THE TASKS »
1) Answer these questions about the book-selling post:
(a) At which venue was the Ice Theater of NY performance held?
(b) What was happening at the rink across the lobby?
(c) Whom was the writer raising money for by selling the paperback copies?
2) Pick up the book-selling post after its final sentence and keep writing it.

DOCUMENT SEGMENT »
Last week, I ordered myself Enough With the Self-Pity, and promised to look on the bright side from now on.
Which is why the below stories on how low I’ve sunk to sell some of my books are incidents which now make me laugh, though, at the time, they may have made me cringe:
#1) Cold Shoulder
Before The Ice Theater of NY contributed the videos to turn my traditionally published figure skating mystery novels into enhanced e-books, I sold the paperback copies as a fundraiser for them at one of ITNY’s performances.
The event was held at Chelsea Piers in NYC, which has two ice rinks, separated by a lobby. I set up my sales booth closer to the doors where ITNY was performing, complete with a poster advertising my series.
The rink across the lobby was being used for teen hockey practice. The presumed parents of those teens were milling outside, in the lobby, looking for ways to entertain themselves while they waited for practice to end. They found a way to entertain themselves: They decided to park themselves a few feet from my table and make snide comments about my figure skating mysteries.
And who were those two heckling dads? Broadway actor Robert LuPone (for my soap fan readers, he was also on All My Children, Another World, Loving, Search For Tomorrow, and Guiding Light) and Saturday Night Live Executive Producer Lorne Michaels.
I was very tempted to snark back, “We can’t all be in A Chorus Line,” and perhaps something about the uneven quality of your average SNL sketch.
I did not. I’m classy that way.

DATASET »
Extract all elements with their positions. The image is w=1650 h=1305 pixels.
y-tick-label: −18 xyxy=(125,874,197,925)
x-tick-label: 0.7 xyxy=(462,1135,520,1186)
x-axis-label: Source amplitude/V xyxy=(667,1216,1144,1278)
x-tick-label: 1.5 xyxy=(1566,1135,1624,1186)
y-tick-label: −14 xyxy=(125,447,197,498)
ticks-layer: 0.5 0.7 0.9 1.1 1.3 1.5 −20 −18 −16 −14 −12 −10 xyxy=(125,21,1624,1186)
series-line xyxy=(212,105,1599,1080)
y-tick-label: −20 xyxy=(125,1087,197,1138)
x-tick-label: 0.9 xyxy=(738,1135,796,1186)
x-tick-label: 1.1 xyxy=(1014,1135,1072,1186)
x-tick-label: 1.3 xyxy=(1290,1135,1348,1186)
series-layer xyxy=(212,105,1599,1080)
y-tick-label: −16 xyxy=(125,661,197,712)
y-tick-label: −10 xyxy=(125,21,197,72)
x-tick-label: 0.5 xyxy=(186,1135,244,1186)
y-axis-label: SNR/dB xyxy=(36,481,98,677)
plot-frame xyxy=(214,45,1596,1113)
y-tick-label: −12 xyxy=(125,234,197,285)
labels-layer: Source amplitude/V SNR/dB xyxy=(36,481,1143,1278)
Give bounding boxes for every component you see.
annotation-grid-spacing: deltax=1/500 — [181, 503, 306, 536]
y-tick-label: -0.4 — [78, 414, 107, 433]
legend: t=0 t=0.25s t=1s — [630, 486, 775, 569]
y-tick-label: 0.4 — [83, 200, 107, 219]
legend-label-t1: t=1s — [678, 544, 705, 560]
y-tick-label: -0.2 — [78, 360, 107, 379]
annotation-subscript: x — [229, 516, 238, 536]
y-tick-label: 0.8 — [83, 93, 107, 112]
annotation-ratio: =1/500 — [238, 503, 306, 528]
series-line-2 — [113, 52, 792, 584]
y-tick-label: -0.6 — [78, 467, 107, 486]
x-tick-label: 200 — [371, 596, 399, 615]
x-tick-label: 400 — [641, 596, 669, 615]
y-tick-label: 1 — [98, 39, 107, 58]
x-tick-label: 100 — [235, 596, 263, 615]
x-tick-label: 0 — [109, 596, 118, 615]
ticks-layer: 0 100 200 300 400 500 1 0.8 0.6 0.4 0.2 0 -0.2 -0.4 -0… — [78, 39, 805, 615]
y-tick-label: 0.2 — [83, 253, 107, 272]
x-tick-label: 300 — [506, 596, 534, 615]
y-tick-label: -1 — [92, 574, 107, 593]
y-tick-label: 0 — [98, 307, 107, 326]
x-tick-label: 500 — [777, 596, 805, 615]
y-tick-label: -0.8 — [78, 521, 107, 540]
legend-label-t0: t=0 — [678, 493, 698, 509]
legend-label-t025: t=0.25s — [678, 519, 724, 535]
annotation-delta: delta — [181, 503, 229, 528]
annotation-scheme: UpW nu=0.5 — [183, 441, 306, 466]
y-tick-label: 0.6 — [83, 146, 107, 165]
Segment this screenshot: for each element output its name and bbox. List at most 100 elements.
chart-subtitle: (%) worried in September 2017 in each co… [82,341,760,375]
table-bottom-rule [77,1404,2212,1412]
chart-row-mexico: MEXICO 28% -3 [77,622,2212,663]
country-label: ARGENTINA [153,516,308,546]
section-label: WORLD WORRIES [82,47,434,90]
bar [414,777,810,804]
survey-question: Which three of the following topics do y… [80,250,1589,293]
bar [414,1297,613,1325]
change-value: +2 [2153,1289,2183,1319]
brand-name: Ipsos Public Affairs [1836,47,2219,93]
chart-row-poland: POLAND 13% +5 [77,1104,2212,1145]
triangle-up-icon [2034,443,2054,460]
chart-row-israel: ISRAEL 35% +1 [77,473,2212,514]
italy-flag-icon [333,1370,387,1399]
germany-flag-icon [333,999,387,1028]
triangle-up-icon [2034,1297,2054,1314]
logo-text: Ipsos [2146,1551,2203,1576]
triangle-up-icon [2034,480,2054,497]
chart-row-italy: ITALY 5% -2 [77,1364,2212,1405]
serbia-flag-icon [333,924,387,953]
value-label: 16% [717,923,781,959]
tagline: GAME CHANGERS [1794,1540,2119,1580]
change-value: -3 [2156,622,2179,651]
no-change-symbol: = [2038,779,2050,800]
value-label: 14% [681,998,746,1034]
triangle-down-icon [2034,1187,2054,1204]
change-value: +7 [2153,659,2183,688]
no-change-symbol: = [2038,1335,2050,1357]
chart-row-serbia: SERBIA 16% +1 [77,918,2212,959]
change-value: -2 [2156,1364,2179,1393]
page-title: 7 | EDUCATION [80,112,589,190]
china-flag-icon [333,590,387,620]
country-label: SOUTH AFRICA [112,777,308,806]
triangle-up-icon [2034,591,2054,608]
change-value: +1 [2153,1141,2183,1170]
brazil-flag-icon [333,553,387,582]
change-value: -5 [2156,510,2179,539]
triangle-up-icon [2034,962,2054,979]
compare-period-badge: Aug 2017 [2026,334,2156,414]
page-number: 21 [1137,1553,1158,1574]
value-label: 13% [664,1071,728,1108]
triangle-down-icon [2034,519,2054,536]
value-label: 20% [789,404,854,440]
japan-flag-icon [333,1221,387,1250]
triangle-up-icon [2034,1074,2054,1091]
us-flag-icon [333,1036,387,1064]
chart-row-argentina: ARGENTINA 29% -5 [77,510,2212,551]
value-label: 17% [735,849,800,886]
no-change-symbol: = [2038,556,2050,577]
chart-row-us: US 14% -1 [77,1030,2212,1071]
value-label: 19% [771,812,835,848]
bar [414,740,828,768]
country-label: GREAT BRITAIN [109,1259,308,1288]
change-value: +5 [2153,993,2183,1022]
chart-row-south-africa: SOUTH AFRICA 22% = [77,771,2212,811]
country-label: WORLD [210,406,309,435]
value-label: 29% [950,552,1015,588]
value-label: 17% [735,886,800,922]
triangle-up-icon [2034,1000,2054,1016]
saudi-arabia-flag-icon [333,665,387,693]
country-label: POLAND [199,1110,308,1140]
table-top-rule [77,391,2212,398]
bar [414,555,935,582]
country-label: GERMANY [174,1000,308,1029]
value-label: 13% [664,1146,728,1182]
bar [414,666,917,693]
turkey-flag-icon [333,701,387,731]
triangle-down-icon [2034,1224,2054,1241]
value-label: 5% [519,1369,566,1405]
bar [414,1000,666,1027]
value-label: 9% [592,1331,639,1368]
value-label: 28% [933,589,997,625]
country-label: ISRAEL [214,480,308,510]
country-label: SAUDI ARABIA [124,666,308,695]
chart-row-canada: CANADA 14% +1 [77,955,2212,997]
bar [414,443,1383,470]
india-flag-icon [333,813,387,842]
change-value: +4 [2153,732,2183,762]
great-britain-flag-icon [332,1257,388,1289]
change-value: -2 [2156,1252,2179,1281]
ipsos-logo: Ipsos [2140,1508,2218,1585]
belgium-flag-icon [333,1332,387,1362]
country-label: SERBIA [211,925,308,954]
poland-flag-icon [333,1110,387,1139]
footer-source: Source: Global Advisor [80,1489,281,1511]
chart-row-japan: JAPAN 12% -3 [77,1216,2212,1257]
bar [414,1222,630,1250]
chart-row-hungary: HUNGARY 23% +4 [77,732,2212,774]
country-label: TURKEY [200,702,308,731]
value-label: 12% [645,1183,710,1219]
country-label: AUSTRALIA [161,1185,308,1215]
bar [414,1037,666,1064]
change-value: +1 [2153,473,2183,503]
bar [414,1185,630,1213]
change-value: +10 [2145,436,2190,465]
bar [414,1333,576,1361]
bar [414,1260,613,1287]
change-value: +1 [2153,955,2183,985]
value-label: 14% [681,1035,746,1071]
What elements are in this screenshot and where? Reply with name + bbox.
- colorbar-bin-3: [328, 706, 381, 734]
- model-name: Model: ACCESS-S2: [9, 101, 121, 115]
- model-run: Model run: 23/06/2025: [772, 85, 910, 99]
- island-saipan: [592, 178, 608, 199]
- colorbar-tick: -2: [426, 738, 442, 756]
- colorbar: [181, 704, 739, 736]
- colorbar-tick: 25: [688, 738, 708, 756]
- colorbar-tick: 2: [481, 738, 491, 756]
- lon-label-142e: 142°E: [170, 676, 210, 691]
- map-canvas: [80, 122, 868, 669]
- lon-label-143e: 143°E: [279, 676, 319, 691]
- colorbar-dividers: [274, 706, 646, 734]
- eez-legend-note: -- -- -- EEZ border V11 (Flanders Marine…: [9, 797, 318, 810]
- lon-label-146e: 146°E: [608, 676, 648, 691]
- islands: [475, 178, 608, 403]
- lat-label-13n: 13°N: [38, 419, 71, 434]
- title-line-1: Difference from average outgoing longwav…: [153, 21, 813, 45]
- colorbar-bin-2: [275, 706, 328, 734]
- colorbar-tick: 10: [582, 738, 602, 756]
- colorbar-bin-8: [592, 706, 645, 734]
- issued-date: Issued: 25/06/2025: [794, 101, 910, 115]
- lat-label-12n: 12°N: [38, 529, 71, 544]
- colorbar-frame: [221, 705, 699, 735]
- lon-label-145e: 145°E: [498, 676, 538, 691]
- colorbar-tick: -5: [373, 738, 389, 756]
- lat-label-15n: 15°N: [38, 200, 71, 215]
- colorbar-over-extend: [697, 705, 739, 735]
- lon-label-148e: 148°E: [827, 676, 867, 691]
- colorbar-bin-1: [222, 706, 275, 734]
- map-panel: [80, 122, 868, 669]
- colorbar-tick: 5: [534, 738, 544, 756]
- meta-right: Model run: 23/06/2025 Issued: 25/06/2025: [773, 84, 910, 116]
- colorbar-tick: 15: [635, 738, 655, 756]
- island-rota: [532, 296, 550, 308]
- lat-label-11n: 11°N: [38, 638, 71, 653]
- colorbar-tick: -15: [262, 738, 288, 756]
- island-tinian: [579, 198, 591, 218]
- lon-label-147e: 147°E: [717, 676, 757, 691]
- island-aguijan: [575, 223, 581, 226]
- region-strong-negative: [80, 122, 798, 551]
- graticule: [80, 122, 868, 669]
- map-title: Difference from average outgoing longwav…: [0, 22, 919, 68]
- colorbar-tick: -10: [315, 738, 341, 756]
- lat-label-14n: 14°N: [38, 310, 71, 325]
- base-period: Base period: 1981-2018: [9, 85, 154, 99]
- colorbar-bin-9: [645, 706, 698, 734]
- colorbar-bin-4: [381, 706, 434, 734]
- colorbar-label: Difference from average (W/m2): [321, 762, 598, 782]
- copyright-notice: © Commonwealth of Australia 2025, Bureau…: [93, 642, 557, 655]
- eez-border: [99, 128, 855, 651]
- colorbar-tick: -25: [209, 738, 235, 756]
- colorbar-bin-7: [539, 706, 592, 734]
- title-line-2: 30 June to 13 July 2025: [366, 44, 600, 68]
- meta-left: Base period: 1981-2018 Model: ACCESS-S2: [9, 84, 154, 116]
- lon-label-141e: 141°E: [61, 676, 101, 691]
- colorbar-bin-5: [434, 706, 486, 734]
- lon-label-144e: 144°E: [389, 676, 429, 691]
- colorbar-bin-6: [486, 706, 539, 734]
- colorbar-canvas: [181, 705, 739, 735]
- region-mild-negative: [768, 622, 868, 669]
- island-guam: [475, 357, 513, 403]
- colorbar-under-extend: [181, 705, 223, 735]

ANSWERS BY TASK »
1)
(a) Chelsea Piers in NYC
(b) Teen hockey practice
(c) The Ice Theater of NY

2)
#2) Junior Achievement
In addition to writing books, I also write about education issues, and about free, fun things for parents and kids to do in NYC. The editor of one parenting site I wrote for sent out an email to announce that they would be moving into the teen site space, and that it would be edited by… their teen-age child! So please send your pitches to them. A high-school student. They’d be the ones to decide whether our stories were worth publishing.
Now, I subscribe to the Eleanor Roosevelt school of thought that “No one can make you feel inferior without your consent.” And there is nothing fundamentally demeaning about pitching your writing. (Even if it sometimes comes awfully close to seeming that way.) There is a little bit fundamentally demeaning about a writer with close to twenty years of professional experience pitching to a child who is clearly trying to boost their college application - and earned the position thanks to Mommy. But that’s my problem, not theirs.
After many days of going back and forth, I finally pitched Child Editor regarding my book, Getting Into NYC High School, which I truly thought would be of use to their readers.
Child Editor never so much as replied. And their site, as far as I know, never happened.
#3) Act Now
In addition to writing books and about education and family issues, I’ve worked for several soap-operas, including Guiding Light, As the World Turns, the web reboots of All My Children and One Life to Live, and for a decade’s worth of Daytime Emmy Award shows.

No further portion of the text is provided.